* Begin MATERIAL PROVIDED *

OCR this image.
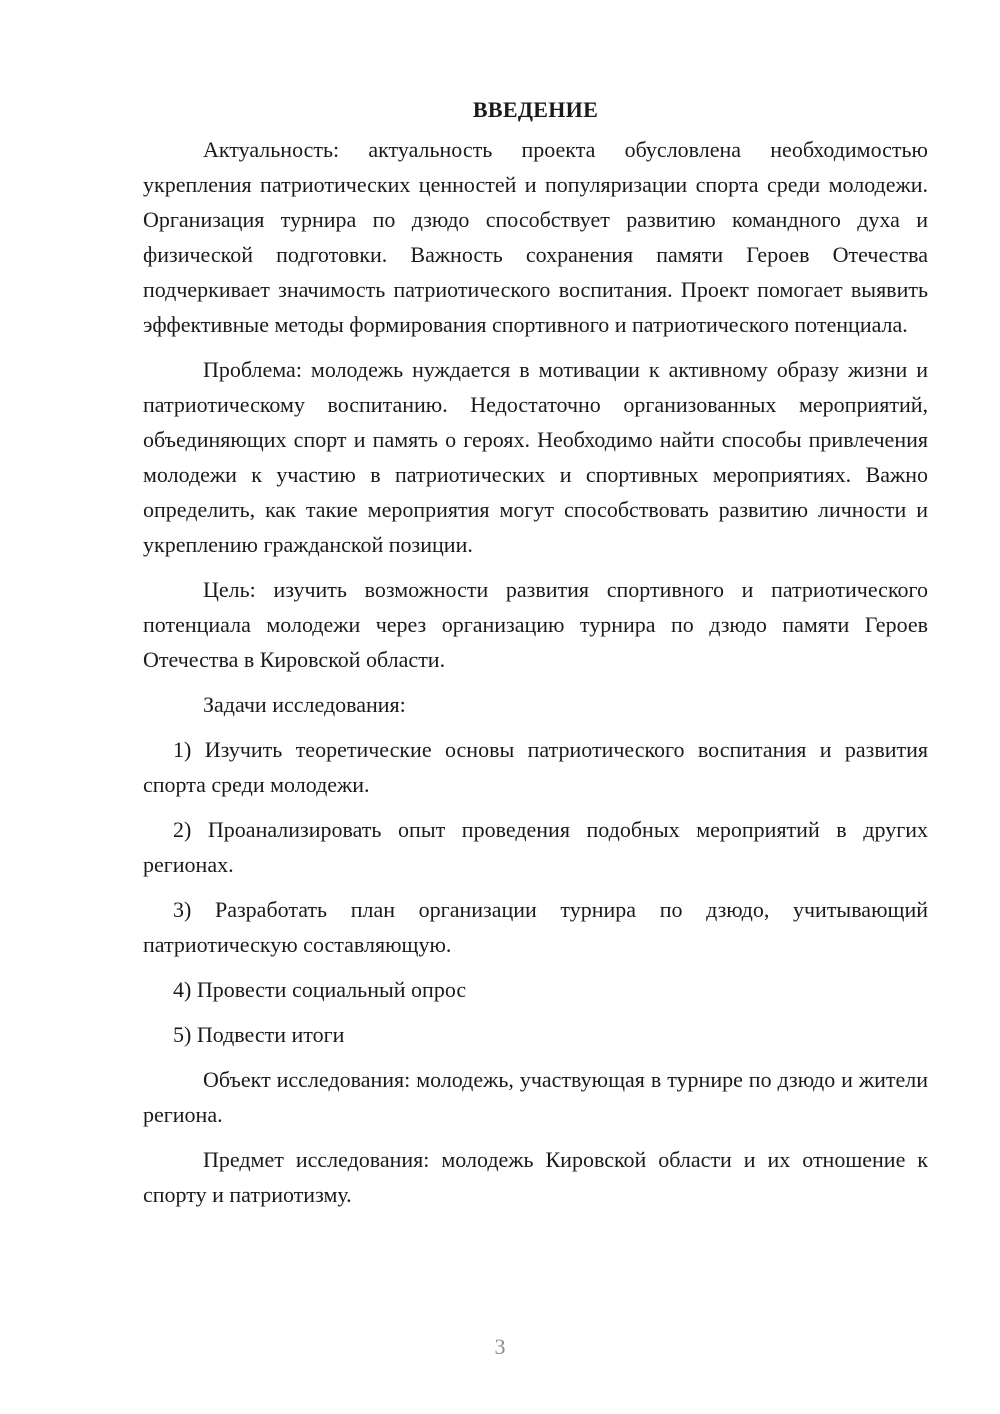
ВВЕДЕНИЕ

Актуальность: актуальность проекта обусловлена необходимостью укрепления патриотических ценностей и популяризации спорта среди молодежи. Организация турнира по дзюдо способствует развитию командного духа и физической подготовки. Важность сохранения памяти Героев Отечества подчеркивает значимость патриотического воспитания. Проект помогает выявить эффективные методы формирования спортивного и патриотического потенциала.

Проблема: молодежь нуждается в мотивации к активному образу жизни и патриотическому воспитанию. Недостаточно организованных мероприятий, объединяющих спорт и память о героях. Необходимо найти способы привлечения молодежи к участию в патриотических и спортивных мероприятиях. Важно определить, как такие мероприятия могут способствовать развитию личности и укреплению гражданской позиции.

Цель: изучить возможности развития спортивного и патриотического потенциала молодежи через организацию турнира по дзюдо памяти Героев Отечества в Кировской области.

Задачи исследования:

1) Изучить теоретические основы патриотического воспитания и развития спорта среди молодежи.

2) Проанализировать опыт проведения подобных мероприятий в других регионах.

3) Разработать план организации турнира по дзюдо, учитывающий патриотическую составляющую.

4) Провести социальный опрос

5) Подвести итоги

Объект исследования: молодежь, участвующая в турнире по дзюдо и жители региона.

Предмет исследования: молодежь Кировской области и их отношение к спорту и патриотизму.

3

* End MATERIAL PROVIDED *

▶ STATED TASK
Exactly how many lines of the listing above contain the string "спортивного"? Give no more than the number.

▶ RESULT OF THIS TASK
2